Recorded data:

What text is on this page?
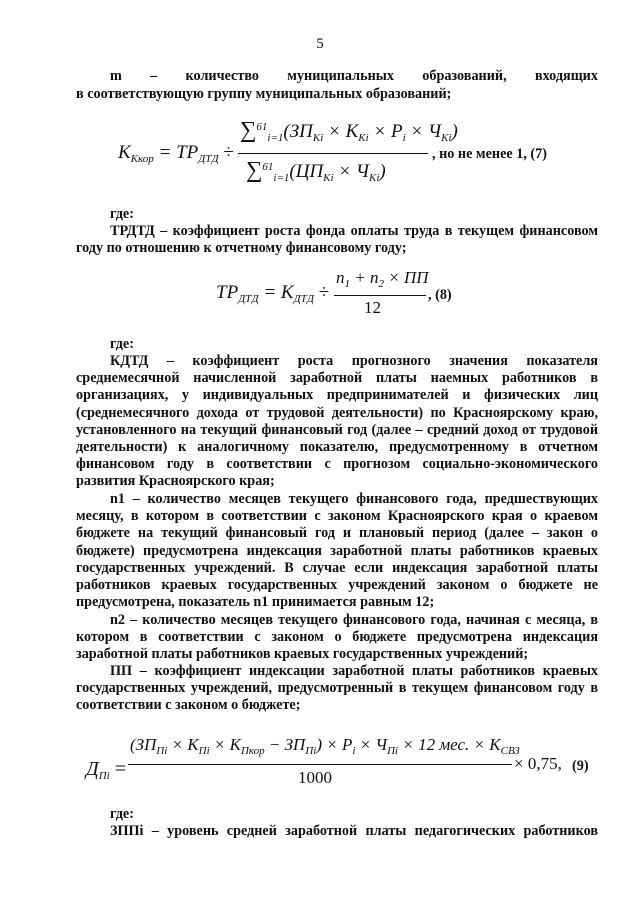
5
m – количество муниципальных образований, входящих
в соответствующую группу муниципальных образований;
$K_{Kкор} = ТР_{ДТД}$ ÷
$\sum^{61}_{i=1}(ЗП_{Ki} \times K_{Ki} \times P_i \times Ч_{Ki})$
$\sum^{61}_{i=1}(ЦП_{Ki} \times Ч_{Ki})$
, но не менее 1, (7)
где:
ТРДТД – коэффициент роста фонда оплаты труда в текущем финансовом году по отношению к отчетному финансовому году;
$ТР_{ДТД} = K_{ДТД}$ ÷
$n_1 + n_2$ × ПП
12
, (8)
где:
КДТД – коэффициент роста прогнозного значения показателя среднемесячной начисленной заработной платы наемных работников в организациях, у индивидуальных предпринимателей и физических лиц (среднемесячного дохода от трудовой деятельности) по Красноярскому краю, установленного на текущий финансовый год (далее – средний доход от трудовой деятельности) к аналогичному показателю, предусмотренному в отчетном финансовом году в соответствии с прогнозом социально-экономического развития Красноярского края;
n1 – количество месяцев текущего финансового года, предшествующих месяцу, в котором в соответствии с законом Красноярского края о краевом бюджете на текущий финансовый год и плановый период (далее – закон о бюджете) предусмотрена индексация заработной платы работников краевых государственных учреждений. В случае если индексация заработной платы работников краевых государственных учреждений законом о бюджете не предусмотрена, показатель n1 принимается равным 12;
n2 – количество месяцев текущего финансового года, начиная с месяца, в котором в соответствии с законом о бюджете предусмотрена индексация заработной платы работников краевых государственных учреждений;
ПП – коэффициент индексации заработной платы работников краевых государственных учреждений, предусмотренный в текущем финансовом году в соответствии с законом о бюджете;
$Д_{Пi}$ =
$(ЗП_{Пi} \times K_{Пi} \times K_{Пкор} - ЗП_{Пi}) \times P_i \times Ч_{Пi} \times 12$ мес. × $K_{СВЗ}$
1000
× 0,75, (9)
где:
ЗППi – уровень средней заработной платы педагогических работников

What you will do: Keep only the lines that hold the string "текущем", and copy them out.

Response to the exercise:
ТРДТД – коэффициент роста фонда оплаты труда в текущем финансовом году по отношению к отчетному финансовому году;
ПП – коэффициент индексации заработной платы работников краевых государственных учреждений, предусмотренный в текущем финансовом году в соответствии с законом о бюджете;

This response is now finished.